Stored entries
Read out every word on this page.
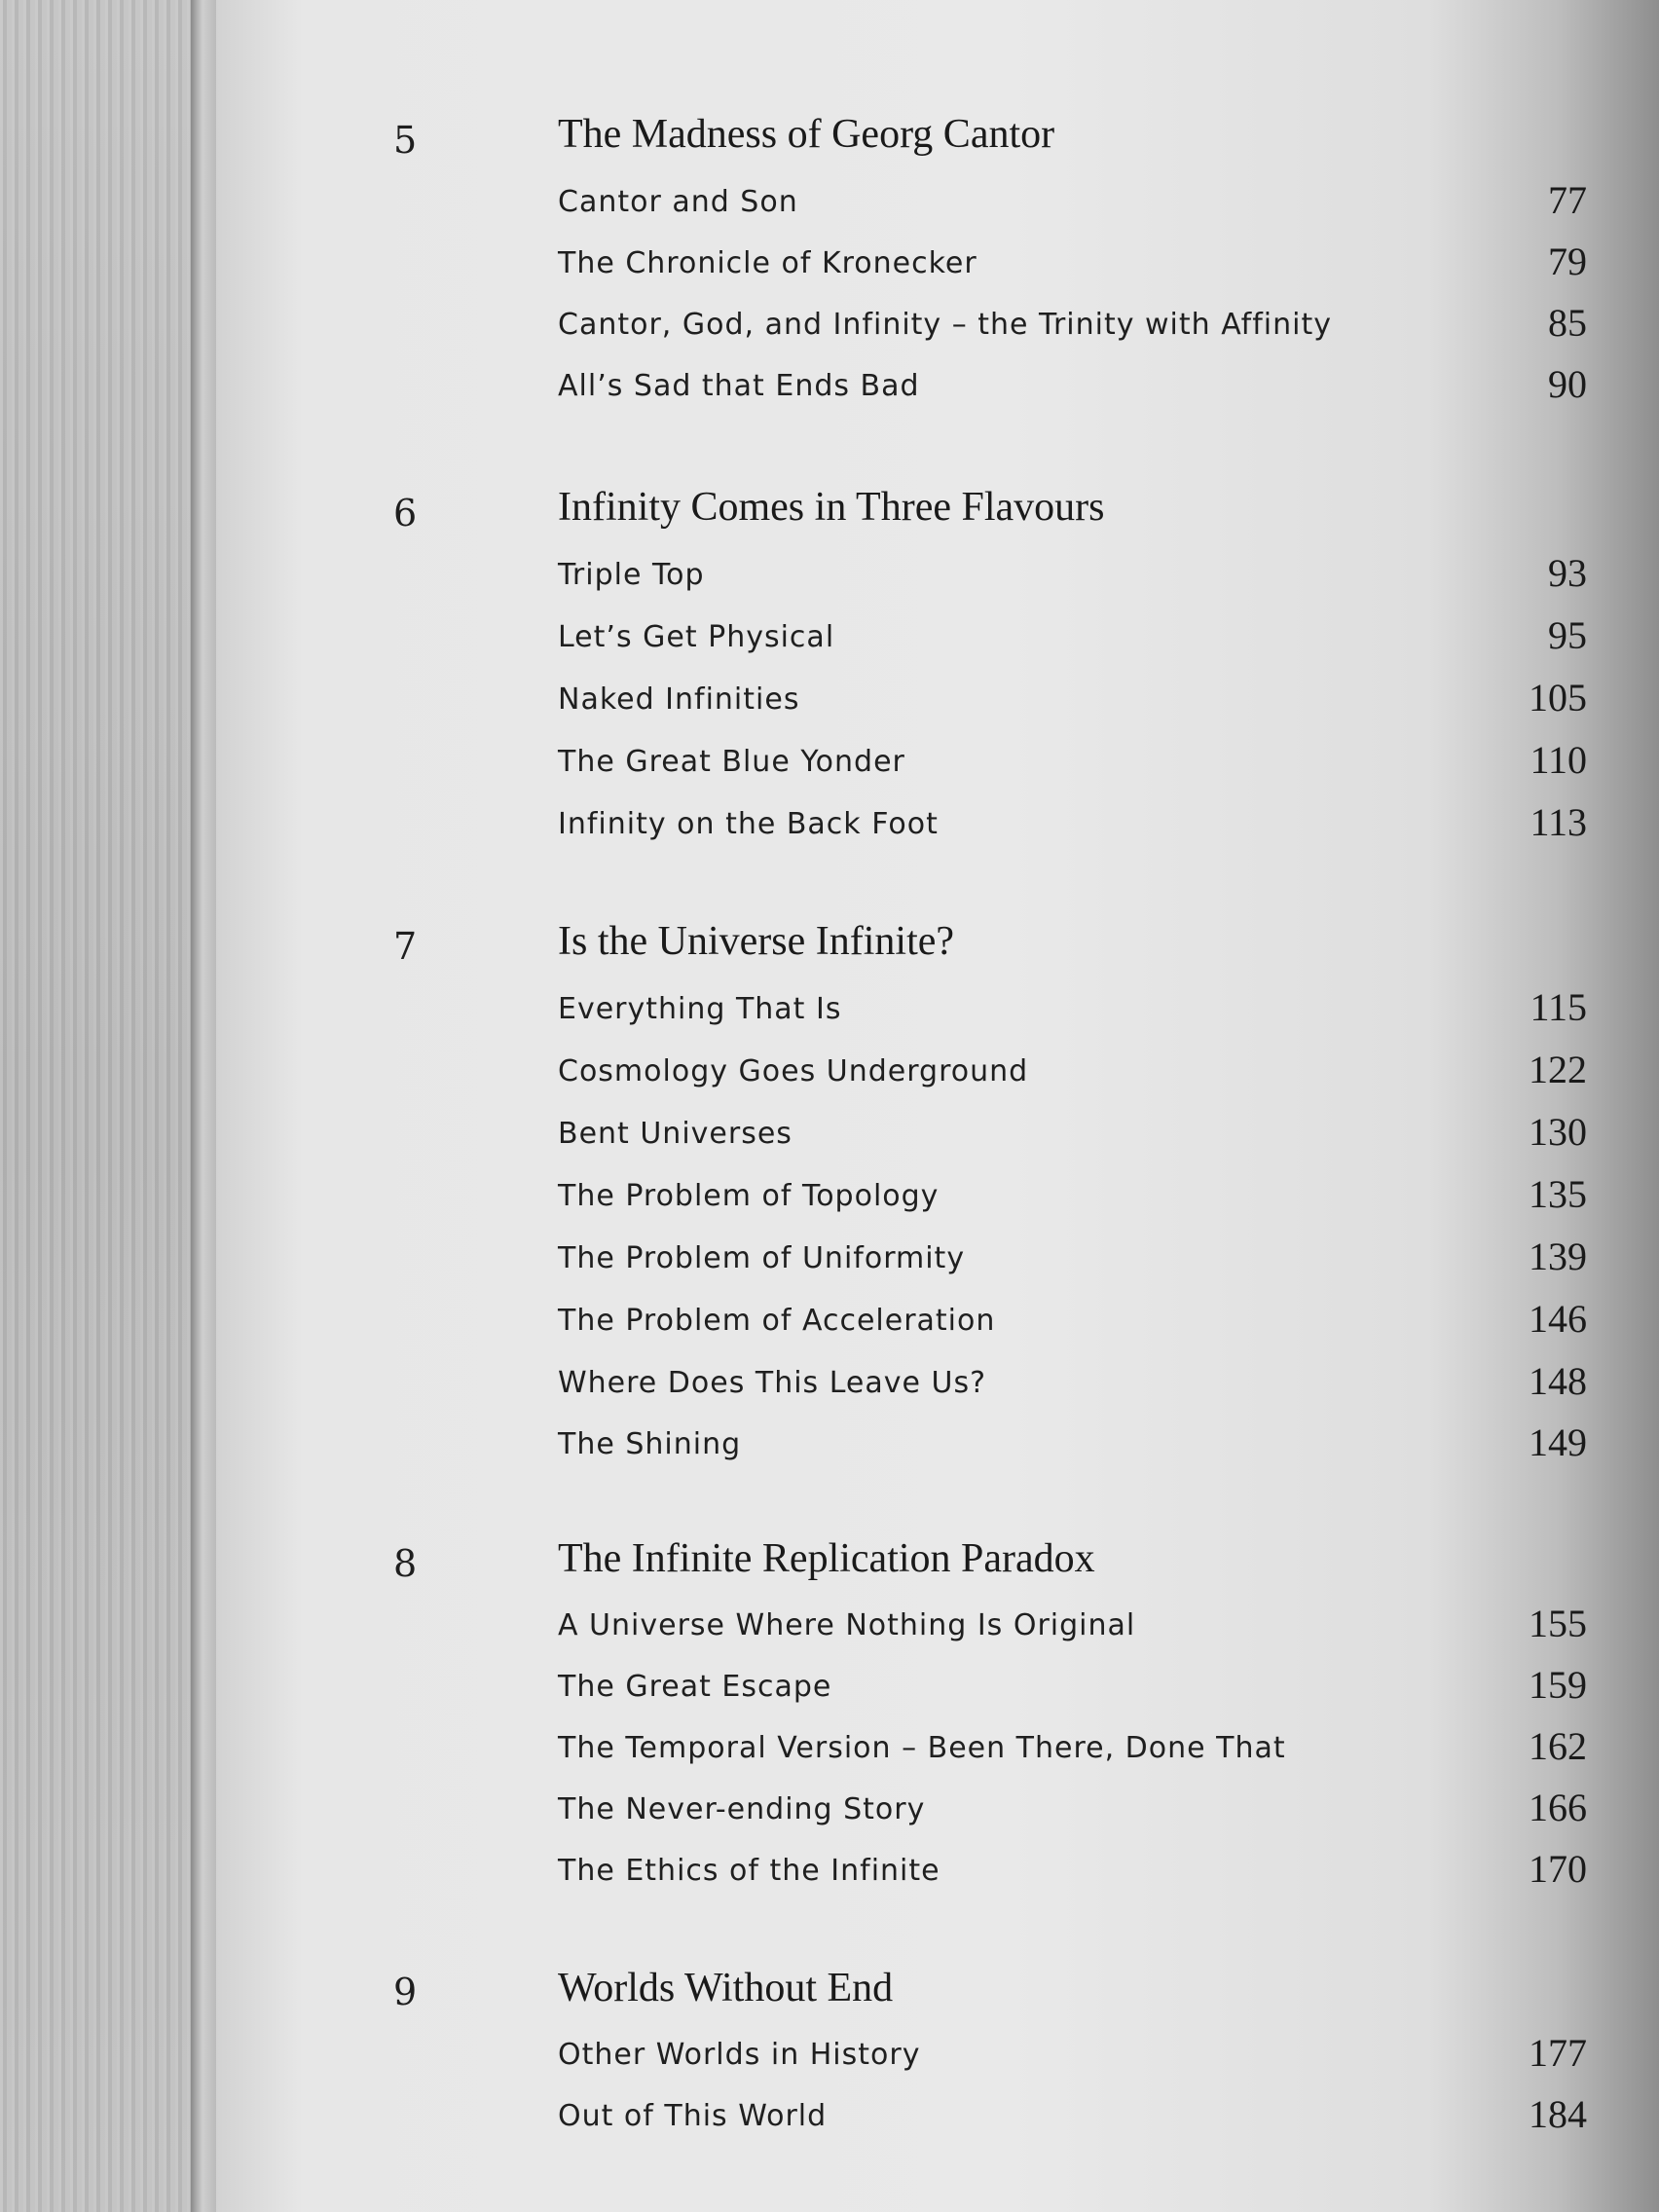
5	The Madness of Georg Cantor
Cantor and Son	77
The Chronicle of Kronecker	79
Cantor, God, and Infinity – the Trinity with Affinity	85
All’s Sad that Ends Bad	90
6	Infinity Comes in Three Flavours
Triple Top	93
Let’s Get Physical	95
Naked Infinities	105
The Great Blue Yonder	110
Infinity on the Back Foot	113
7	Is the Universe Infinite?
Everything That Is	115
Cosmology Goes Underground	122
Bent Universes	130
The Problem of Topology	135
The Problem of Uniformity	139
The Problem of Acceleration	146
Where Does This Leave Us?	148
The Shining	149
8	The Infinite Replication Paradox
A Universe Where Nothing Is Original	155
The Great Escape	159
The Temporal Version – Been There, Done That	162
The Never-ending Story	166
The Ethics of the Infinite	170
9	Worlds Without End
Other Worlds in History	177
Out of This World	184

# Objective:
Set down the records in full and exactly. Do not carry over any image.

# Reply:
Read out every word on this page.
5	The Madness of Georg Cantor
Cantor and Son	77
The Chronicle of Kronecker	79
Cantor, God, and Infinity – the Trinity with Affinity	85
All’s Sad that Ends Bad	90
6	Infinity Comes in Three Flavours
Triple Top	93
Let’s Get Physical	95
Naked Infinities	105
The Great Blue Yonder	110
Infinity on the Back Foot	113
7	Is the Universe Infinite?
Everything That Is	115
Cosmology Goes Underground	122
Bent Universes	130
The Problem of Topology	135
The Problem of Uniformity	139
The Problem of Acceleration	146
Where Does This Leave Us?	148
The Shining	149
8	The Infinite Replication Paradox
A Universe Where Nothing Is Original	155
The Great Escape	159
The Temporal Version – Been There, Done That	162
The Never-ending Story	166
The Ethics of the Infinite	170
9	Worlds Without End
Other Worlds in History	177
Out of This World	184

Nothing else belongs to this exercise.